PROBLEM:
Please copy each of the rows below line for line, without changing a single character.
# # # # #
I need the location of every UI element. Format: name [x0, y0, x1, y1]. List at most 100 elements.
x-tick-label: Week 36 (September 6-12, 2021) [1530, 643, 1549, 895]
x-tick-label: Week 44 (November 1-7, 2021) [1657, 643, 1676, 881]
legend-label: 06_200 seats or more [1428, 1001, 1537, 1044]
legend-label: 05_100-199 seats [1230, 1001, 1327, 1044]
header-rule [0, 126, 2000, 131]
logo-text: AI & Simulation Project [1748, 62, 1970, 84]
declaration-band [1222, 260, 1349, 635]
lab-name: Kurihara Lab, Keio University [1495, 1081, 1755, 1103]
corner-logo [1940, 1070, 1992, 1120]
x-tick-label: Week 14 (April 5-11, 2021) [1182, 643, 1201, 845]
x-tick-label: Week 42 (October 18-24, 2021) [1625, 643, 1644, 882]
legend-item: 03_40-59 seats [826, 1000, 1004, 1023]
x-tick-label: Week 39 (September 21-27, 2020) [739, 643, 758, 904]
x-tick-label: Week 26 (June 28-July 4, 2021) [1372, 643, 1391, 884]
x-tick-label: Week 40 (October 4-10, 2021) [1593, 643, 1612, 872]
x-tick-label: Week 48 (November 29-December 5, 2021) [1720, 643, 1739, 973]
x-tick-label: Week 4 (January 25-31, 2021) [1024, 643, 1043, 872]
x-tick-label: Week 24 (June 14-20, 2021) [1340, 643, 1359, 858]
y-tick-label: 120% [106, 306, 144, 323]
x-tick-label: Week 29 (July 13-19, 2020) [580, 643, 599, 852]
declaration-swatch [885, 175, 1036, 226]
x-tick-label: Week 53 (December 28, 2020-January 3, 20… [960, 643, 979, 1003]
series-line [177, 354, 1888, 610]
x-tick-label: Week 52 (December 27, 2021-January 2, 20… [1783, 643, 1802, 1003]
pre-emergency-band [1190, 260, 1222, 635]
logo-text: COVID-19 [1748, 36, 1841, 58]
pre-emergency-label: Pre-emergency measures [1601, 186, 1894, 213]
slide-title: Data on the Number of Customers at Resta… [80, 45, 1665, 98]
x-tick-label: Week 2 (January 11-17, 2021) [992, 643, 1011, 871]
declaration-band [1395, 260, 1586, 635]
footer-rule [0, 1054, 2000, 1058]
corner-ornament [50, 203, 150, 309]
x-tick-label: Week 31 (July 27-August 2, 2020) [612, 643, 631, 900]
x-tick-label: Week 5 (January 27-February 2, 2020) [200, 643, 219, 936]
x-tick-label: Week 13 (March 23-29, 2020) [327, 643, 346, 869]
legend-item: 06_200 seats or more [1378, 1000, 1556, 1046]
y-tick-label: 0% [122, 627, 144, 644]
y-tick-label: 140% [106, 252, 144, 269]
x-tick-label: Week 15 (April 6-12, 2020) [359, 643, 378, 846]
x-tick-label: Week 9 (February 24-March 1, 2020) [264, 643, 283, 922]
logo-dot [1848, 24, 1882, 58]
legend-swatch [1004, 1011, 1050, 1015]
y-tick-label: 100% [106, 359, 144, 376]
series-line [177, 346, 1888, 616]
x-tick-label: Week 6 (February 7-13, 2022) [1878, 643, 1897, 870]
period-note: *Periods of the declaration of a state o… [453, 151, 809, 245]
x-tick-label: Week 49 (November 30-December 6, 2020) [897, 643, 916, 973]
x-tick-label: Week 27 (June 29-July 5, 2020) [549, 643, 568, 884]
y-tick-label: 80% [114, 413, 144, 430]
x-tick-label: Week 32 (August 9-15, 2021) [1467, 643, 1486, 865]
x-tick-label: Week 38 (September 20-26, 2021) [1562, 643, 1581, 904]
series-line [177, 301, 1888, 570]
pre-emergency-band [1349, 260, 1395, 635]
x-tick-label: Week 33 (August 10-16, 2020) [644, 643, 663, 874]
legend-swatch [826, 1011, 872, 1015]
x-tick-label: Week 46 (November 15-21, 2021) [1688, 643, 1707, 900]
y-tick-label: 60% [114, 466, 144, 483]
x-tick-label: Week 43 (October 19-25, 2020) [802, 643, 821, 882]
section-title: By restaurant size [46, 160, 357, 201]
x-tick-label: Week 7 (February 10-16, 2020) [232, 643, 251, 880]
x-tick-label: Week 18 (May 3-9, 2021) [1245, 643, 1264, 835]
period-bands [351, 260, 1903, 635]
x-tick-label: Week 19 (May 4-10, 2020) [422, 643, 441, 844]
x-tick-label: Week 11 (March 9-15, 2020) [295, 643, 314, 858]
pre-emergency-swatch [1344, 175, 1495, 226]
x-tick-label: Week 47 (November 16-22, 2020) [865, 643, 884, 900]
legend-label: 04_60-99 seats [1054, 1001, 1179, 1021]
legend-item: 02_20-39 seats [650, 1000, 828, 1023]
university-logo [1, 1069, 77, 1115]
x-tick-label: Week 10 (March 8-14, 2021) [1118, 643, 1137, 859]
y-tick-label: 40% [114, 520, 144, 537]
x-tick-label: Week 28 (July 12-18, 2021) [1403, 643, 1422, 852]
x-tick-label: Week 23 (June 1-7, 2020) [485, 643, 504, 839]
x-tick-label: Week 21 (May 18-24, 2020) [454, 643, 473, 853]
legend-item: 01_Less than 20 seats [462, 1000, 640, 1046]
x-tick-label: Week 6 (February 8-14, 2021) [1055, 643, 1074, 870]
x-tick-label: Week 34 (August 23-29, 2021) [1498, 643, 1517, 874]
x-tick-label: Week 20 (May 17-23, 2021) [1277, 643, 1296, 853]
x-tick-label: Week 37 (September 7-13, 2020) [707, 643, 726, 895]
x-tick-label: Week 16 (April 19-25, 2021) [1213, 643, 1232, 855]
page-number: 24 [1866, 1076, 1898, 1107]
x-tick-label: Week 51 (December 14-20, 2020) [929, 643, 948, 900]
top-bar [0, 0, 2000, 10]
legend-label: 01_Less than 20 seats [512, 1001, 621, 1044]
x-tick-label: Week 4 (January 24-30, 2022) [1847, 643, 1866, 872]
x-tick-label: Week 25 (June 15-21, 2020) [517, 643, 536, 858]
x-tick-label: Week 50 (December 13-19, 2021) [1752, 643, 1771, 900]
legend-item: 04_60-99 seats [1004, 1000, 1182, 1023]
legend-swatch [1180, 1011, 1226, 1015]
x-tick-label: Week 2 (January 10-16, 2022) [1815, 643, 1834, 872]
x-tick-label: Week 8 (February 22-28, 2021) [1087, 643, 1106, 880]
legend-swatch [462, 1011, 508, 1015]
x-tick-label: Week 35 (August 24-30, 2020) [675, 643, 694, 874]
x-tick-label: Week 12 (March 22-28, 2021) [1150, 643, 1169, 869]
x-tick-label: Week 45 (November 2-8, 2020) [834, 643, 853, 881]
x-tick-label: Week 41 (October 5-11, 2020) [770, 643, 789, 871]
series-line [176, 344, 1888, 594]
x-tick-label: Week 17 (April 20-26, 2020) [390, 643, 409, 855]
# # # # #
RESPONSE TO THE TASK:
I need the location of every UI element. Format: name [x0, y0, x1, y1]. List at most 100 elements.
x-tick-label: Week 36 (September 6-12, 2021) [1530, 643, 1549, 895]
x-tick-label: Week 44 (November 1-7, 2021) [1657, 643, 1676, 881]
legend-label: 06_200 seats or more [1428, 1001, 1537, 1044]
legend-label: 05_100-199 seats [1230, 1001, 1327, 1044]
header-rule [0, 126, 2000, 131]
logo-text: AI & Simulation Project [1748, 62, 1970, 84]
declaration-band [1222, 260, 1349, 635]
lab-name: Kurihara Lab, Keio University [1495, 1081, 1755, 1103]
corner-logo [1940, 1070, 1992, 1120]
x-tick-label: Week 14 (April 5-11, 2021) [1182, 643, 1201, 845]
x-tick-label: Week 42 (October 18-24, 2021) [1625, 643, 1644, 882]
legend-item: 03_40-59 seats [826, 1000, 1004, 1023]
x-tick-label: Week 39 (September 21-27, 2020) [739, 643, 758, 904]
x-tick-label: Week 26 (June 28-July 4, 2021) [1372, 643, 1391, 884]
x-tick-label: Week 40 (October 4-10, 2021) [1593, 643, 1612, 872]
x-tick-label: Week 48 (November 29-December 5, 2021) [1720, 643, 1739, 973]
x-tick-label: Week 4 (January 25-31, 2021) [1024, 643, 1043, 872]
x-tick-label: Week 24 (June 14-20, 2021) [1340, 643, 1359, 858]
y-tick-label: 120% [106, 306, 144, 323]
x-tick-label: Week 29 (July 13-19, 2020) [580, 643, 599, 852]
declaration-swatch [885, 175, 1036, 226]
x-tick-label: Week 53 (December 28, 2020-January 3, 20… [960, 643, 979, 1003]
series-line [177, 354, 1888, 610]
x-tick-label: Week 52 (December 27, 2021-January 2, 20… [1783, 643, 1802, 1003]
pre-emergency-band [1190, 260, 1222, 635]
logo-text: COVID-19 [1748, 36, 1841, 58]
pre-emergency-label: Pre-emergency measures [1601, 186, 1894, 213]
slide-title: Data on the Number of Customers at Resta… [80, 45, 1665, 98]
x-tick-label: Week 2 (January 11-17, 2021) [992, 643, 1011, 871]
declaration-band [1395, 260, 1586, 635]
footer-rule [0, 1054, 2000, 1058]
corner-ornament [50, 203, 150, 309]
x-tick-label: Week 31 (July 27-August 2, 2020) [612, 643, 631, 900]
x-tick-label: Week 5 (January 27-February 2, 2020) [200, 643, 219, 936]
x-tick-label: Week 13 (March 23-29, 2020) [327, 643, 346, 869]
legend-item: 06_200 seats or more [1378, 1000, 1556, 1046]
y-tick-label: 0% [122, 627, 144, 644]
y-tick-label: 140% [106, 252, 144, 269]
x-tick-label: Week 15 (April 6-12, 2020) [359, 643, 378, 846]
x-tick-label: Week 9 (February 24-March 1, 2020) [264, 643, 283, 922]
logo-dot [1848, 24, 1882, 58]
legend-swatch [1004, 1011, 1050, 1015]
y-tick-label: 100% [106, 359, 144, 376]
series-line [177, 346, 1888, 616]
x-tick-label: Week 6 (February 7-13, 2022) [1878, 643, 1897, 870]
period-note: *Periods of the declaration of a state o… [453, 151, 809, 245]
x-tick-label: Week 49 (November 30-December 6, 2020) [897, 643, 916, 973]
x-tick-label: Week 27 (June 29-July 5, 2020) [549, 643, 568, 884]
y-tick-label: 80% [114, 413, 144, 430]
x-tick-label: Week 32 (August 9-15, 2021) [1467, 643, 1486, 865]
x-tick-label: Week 38 (September 20-26, 2021) [1562, 643, 1581, 904]
series-line [177, 301, 1888, 570]
pre-emergency-band [1349, 260, 1395, 635]
x-tick-label: Week 33 (August 10-16, 2020) [644, 643, 663, 874]
legend-swatch [826, 1011, 872, 1015]
x-tick-label: Week 46 (November 15-21, 2021) [1688, 643, 1707, 900]
y-tick-label: 60% [114, 466, 144, 483]
x-tick-label: Week 43 (October 19-25, 2020) [802, 643, 821, 882]
section-title: By restaurant size [46, 160, 357, 201]
x-tick-label: Week 7 (February 10-16, 2020) [232, 643, 251, 880]
x-tick-label: Week 18 (May 3-9, 2021) [1245, 643, 1264, 835]
period-bands [351, 260, 1903, 635]
x-tick-label: Week 19 (May 4-10, 2020) [422, 643, 441, 844]
x-tick-label: Week 11 (March 9-15, 2020) [295, 643, 314, 858]
pre-emergency-swatch [1344, 175, 1495, 226]
x-tick-label: Week 47 (November 16-22, 2020) [865, 643, 884, 900]
legend-label: 04_60-99 seats [1054, 1001, 1179, 1021]
legend-item: 02_20-39 seats [650, 1000, 828, 1023]
university-logo [1, 1069, 77, 1115]
x-tick-label: Week 10 (March 8-14, 2021) [1118, 643, 1137, 859]
y-tick-label: 40% [114, 520, 144, 537]
x-tick-label: Week 28 (July 12-18, 2021) [1403, 643, 1422, 852]
x-tick-label: Week 23 (June 1-7, 2020) [485, 643, 504, 839]
x-tick-label: Week 21 (May 18-24, 2020) [454, 643, 473, 853]
legend-item: 01_Less than 20 seats [462, 1000, 640, 1046]
x-tick-label: Week 6 (February 8-14, 2021) [1055, 643, 1074, 870]
x-tick-label: Week 34 (August 23-29, 2021) [1498, 643, 1517, 874]
x-tick-label: Week 20 (May 17-23, 2021) [1277, 643, 1296, 853]
x-tick-label: Week 37 (September 7-13, 2020) [707, 643, 726, 895]
x-tick-label: Week 16 (April 19-25, 2021) [1213, 643, 1232, 855]
page-number: 24 [1866, 1076, 1898, 1107]
x-tick-label: Week 51 (December 14-20, 2020) [929, 643, 948, 900]
top-bar [0, 0, 2000, 10]
legend-label: 01_Less than 20 seats [512, 1001, 621, 1044]
x-tick-label: Week 4 (January 24-30, 2022) [1847, 643, 1866, 872]
x-tick-label: Week 25 (June 15-21, 2020) [517, 643, 536, 858]
x-tick-label: Week 50 (December 13-19, 2021) [1752, 643, 1771, 900]
legend-item: 04_60-99 seats [1004, 1000, 1182, 1023]
legend-swatch [1180, 1011, 1226, 1015]
x-tick-label: Week 2 (January 10-16, 2022) [1815, 643, 1834, 872]
x-tick-label: Week 8 (February 22-28, 2021) [1087, 643, 1106, 880]
legend-swatch [462, 1011, 508, 1015]
x-tick-label: Week 35 (August 24-30, 2020) [675, 643, 694, 874]
x-tick-label: Week 12 (March 22-28, 2021) [1150, 643, 1169, 869]
x-tick-label: Week 45 (November 2-8, 2020) [834, 643, 853, 881]
x-tick-label: Week 41 (October 5-11, 2020) [770, 643, 789, 871]
series-line [176, 344, 1888, 594]
x-tick-label: Week 17 (April 20-26, 2020) [390, 643, 409, 855]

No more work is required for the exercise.